WHAT IS BEING ASKED: Each line containing the word "levels" must be reported.

--- START OF INPUT RECORDS ---

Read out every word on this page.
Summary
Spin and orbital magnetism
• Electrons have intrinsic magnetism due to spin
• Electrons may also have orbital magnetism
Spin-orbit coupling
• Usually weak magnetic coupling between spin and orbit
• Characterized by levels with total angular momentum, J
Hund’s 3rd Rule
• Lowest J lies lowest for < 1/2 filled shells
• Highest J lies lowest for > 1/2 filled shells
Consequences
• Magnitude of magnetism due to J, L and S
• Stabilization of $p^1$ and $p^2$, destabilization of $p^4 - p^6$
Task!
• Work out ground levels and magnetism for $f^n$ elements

--- END OF INPUT RECORDS ---
--- START OF INPUT RECORDS ---

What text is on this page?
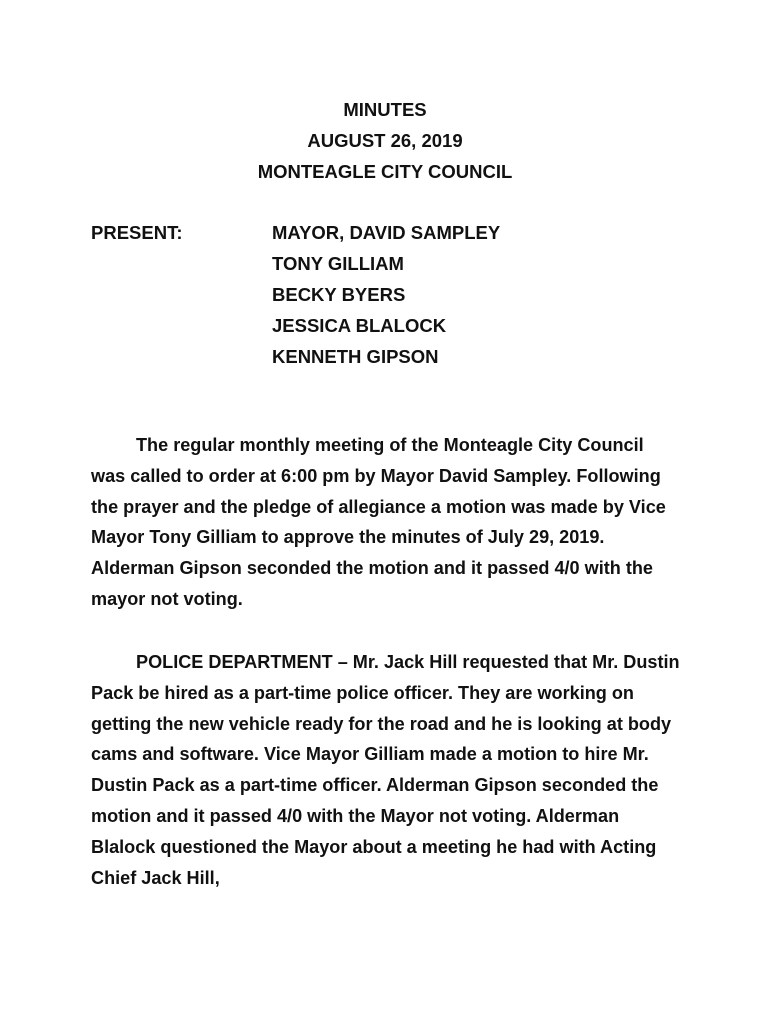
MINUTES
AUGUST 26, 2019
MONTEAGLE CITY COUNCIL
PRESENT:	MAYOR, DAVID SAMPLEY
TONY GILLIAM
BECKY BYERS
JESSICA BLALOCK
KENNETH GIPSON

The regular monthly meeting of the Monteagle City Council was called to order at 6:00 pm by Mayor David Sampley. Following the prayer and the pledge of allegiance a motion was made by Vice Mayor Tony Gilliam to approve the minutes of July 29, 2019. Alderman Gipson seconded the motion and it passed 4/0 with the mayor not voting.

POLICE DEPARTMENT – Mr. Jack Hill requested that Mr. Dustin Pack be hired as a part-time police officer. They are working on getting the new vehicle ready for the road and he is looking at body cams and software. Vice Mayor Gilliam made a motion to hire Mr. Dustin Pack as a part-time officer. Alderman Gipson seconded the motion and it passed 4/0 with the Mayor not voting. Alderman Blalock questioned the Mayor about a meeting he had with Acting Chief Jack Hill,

--- END OF INPUT RECORDS ---
--- START OF INPUT RECORDS ---

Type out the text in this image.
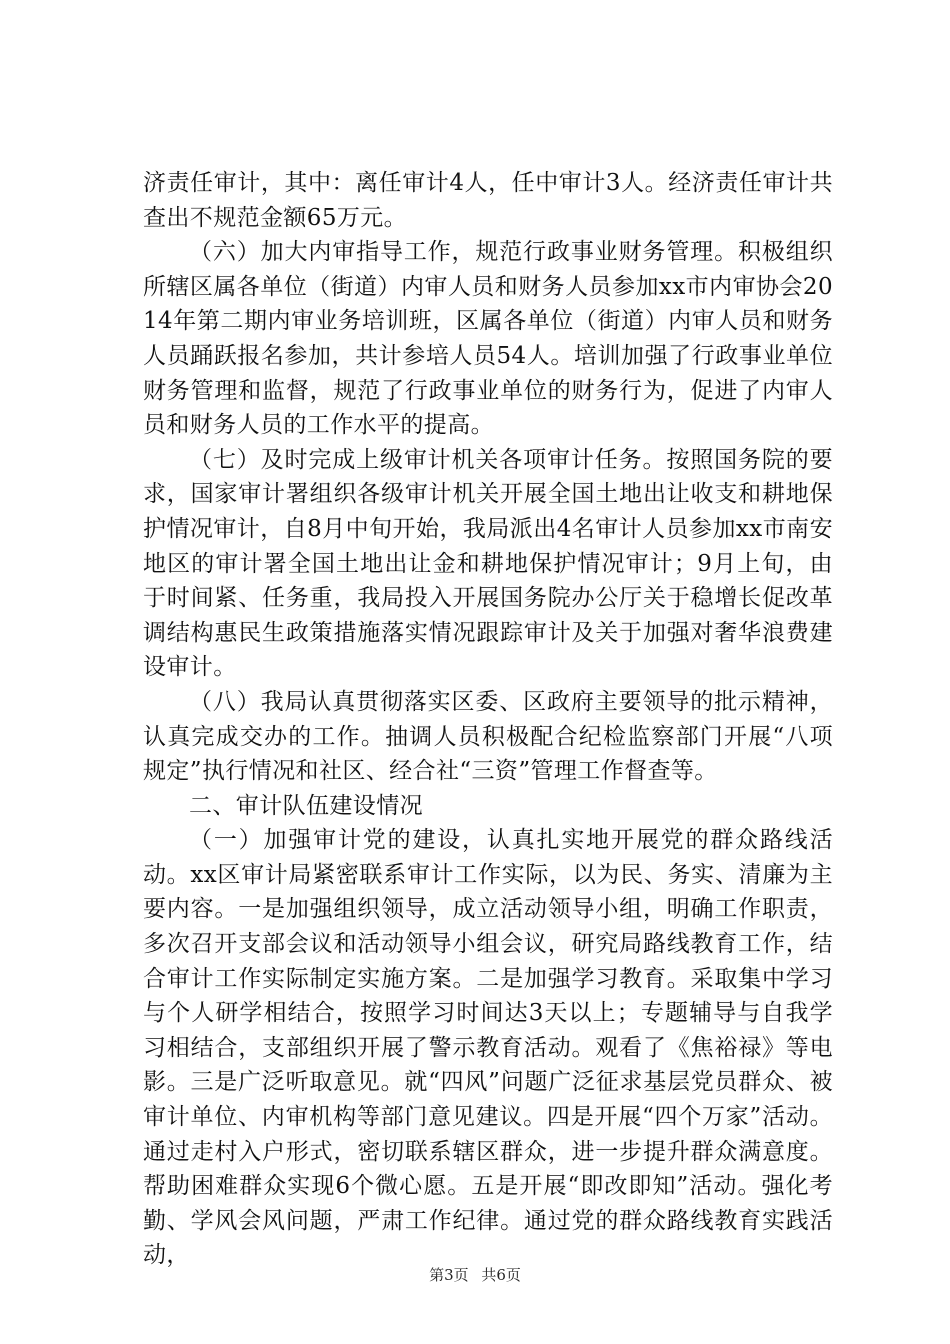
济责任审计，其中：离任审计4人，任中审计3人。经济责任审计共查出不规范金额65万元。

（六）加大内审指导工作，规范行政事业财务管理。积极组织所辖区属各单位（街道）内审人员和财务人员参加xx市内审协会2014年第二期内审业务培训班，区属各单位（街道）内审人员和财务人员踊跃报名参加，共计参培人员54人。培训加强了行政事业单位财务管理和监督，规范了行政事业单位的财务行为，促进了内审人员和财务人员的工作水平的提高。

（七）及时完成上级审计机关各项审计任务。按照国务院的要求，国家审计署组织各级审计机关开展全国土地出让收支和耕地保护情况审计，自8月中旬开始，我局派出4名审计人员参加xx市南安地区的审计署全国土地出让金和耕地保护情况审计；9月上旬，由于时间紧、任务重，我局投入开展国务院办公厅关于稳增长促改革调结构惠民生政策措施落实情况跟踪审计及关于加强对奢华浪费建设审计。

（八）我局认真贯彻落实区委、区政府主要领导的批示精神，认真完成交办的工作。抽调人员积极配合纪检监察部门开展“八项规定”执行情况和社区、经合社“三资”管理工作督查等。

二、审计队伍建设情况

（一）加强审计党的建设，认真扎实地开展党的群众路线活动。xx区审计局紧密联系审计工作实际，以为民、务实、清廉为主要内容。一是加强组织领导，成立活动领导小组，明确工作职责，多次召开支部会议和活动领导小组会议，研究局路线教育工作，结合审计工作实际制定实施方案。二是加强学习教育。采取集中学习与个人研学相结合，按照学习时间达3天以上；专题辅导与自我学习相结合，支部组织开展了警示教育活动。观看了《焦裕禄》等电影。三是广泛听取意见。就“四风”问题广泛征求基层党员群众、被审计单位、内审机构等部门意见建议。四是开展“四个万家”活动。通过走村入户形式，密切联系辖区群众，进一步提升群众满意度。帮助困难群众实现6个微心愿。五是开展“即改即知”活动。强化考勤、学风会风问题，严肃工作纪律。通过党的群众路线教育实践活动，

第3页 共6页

--- END OF INPUT RECORDS ---

OUTPUT OF THE TASK:
• Characterized by levels with total angular momentum, J
• Work out ground levels and magnetism for $f^n$ elements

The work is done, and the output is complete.